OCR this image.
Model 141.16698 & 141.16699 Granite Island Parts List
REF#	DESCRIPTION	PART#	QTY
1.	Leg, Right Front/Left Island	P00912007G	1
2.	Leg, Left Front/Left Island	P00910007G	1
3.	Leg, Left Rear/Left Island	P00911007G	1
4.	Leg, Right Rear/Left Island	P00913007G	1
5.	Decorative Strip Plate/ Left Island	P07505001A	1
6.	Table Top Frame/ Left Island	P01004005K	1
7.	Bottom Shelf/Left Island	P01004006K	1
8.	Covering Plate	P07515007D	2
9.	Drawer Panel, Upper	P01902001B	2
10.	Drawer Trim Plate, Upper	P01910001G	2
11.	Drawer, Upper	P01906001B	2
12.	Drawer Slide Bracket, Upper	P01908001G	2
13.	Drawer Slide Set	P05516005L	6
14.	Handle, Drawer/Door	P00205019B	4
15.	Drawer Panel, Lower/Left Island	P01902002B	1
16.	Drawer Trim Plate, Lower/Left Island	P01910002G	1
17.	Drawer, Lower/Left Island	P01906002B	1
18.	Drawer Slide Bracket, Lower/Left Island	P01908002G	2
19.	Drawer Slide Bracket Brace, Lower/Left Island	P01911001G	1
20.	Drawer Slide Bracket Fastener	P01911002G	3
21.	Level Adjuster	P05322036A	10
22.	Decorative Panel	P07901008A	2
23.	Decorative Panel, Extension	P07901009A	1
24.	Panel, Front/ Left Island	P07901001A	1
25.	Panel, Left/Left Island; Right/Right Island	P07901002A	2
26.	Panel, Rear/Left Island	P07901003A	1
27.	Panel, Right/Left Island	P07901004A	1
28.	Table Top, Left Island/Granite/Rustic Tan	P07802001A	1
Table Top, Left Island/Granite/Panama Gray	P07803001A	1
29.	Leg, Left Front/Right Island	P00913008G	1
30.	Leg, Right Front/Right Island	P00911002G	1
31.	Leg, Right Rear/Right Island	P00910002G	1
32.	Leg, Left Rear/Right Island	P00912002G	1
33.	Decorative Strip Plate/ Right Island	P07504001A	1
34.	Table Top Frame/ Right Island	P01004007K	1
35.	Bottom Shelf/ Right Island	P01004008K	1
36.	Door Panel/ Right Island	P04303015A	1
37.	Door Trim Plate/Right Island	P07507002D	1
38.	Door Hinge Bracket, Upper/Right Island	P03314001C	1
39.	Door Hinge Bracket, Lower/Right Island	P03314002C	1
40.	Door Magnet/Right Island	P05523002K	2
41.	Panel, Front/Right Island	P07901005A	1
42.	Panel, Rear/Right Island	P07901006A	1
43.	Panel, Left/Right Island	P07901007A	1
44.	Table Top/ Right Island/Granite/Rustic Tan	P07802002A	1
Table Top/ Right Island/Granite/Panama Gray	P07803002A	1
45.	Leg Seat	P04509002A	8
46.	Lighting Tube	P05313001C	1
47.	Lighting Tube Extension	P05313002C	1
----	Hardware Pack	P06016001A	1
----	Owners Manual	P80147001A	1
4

*TO BE DONE*:
Take the entries above and transcribe them in full.

*TASK SOLUTION*:
OCR this image.
Model 141.16698 & 141.16699 Granite Island Parts List
REF#	DESCRIPTION	PART#	QTY
1.	Leg, Right Front/Left Island	P00912007G	1
2.	Leg, Left Front/Left Island	P00910007G	1
3.	Leg, Left Rear/Left Island	P00911007G	1
4.	Leg, Right Rear/Left Island	P00913007G	1
5.	Decorative Strip Plate/ Left Island	P07505001A	1
6.	Table Top Frame/ Left Island	P01004005K	1
7.	Bottom Shelf/Left Island	P01004006K	1
8.	Covering Plate	P07515007D	2
9.	Drawer Panel, Upper	P01902001B	2
10.	Drawer Trim Plate, Upper	P01910001G	2
11.	Drawer, Upper	P01906001B	2
12.	Drawer Slide Bracket, Upper	P01908001G	2
13.	Drawer Slide Set	P05516005L	6
14.	Handle, Drawer/Door	P00205019B	4
15.	Drawer Panel, Lower/Left Island	P01902002B	1
16.	Drawer Trim Plate, Lower/Left Island	P01910002G	1
17.	Drawer, Lower/Left Island	P01906002B	1
18.	Drawer Slide Bracket, Lower/Left Island	P01908002G	2
19.	Drawer Slide Bracket Brace, Lower/Left Island	P01911001G	1
20.	Drawer Slide Bracket Fastener	P01911002G	3
21.	Level Adjuster	P05322036A	10
22.	Decorative Panel	P07901008A	2
23.	Decorative Panel, Extension	P07901009A	1
24.	Panel, Front/ Left Island	P07901001A	1
25.	Panel, Left/Left Island; Right/Right Island	P07901002A	2
26.	Panel, Rear/Left Island	P07901003A	1
27.	Panel, Right/Left Island	P07901004A	1
28.	Table Top, Left Island/Granite/Rustic Tan	P07802001A	1
Table Top, Left Island/Granite/Panama Gray	P07803001A	1
29.	Leg, Left Front/Right Island	P00913008G	1
30.	Leg, Right Front/Right Island	P00911002G	1
31.	Leg, Right Rear/Right Island	P00910002G	1
32.	Leg, Left Rear/Right Island	P00912002G	1
33.	Decorative Strip Plate/ Right Island	P07504001A	1
34.	Table Top Frame/ Right Island	P01004007K	1
35.	Bottom Shelf/ Right Island	P01004008K	1
36.	Door Panel/ Right Island	P04303015A	1
37.	Door Trim Plate/Right Island	P07507002D	1
38.	Door Hinge Bracket, Upper/Right Island	P03314001C	1
39.	Door Hinge Bracket, Lower/Right Island	P03314002C	1
40.	Door Magnet/Right Island	P05523002K	2
41.	Panel, Front/Right Island	P07901005A	1
42.	Panel, Rear/Right Island	P07901006A	1
43.	Panel, Left/Right Island	P07901007A	1
44.	Table Top/ Right Island/Granite/Rustic Tan	P07802002A	1
Table Top/ Right Island/Granite/Panama Gray	P07803002A	1
45.	Leg Seat	P04509002A	8
46.	Lighting Tube	P05313001C	1
47.	Lighting Tube Extension	P05313002C	1
----	Hardware Pack	P06016001A	1
----	Owners Manual	P80147001A	1
4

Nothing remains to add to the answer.